## TASK INSTRUCTIONS
Each line that holds the word "having" is to be identified and copied.

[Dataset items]
━━━━━━━━
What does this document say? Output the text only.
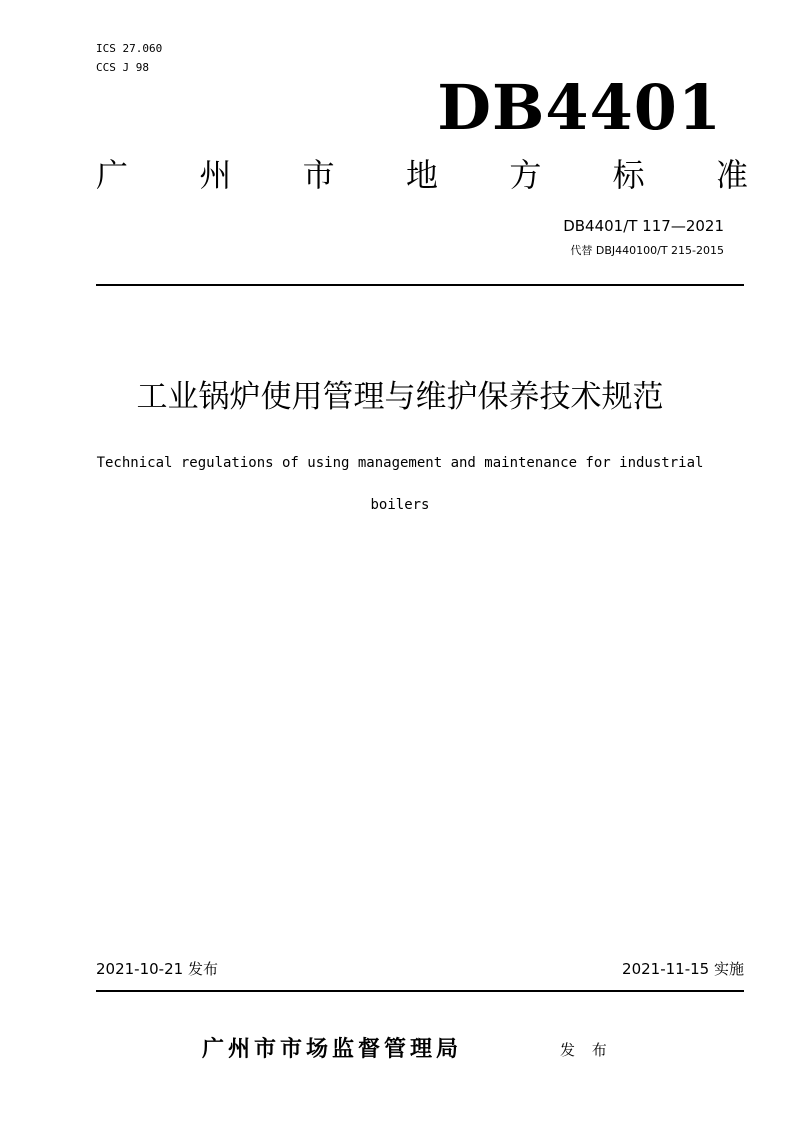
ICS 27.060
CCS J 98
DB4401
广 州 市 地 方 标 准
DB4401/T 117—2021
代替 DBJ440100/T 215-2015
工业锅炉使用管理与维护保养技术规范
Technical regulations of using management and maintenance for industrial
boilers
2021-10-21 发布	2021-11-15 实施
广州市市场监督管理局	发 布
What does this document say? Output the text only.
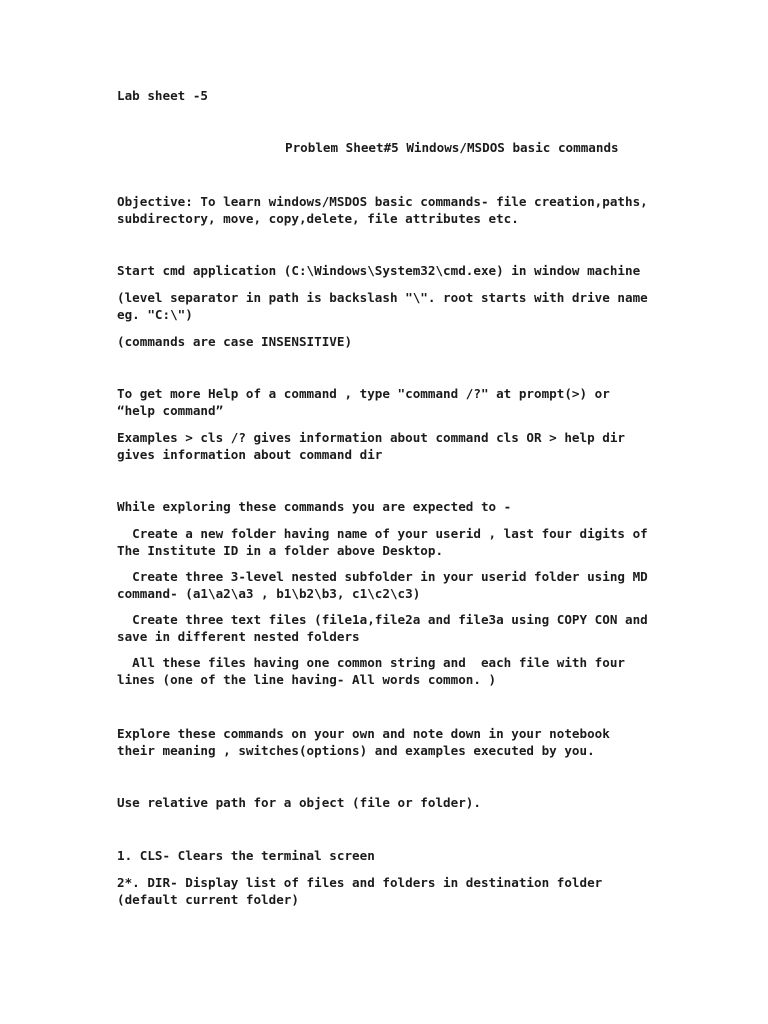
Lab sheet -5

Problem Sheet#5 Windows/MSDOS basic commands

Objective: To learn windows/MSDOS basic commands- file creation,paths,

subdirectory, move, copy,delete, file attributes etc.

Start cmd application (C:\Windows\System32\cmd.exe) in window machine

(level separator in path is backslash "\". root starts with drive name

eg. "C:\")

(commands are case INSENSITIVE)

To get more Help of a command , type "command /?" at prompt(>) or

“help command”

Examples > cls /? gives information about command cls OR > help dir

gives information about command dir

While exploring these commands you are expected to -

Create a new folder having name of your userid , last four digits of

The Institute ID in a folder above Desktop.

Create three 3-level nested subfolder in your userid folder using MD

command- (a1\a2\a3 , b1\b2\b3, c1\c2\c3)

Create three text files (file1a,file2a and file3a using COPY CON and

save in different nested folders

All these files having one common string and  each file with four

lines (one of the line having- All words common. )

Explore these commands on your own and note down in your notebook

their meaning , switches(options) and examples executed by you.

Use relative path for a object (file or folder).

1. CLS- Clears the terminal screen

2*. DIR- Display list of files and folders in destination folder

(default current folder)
━━━━━━━━
## EXERCISE SOLUTION
Create a new folder having name of your userid , last four digits of
All these files having one common string and  each file with four
lines (one of the line having- All words common. )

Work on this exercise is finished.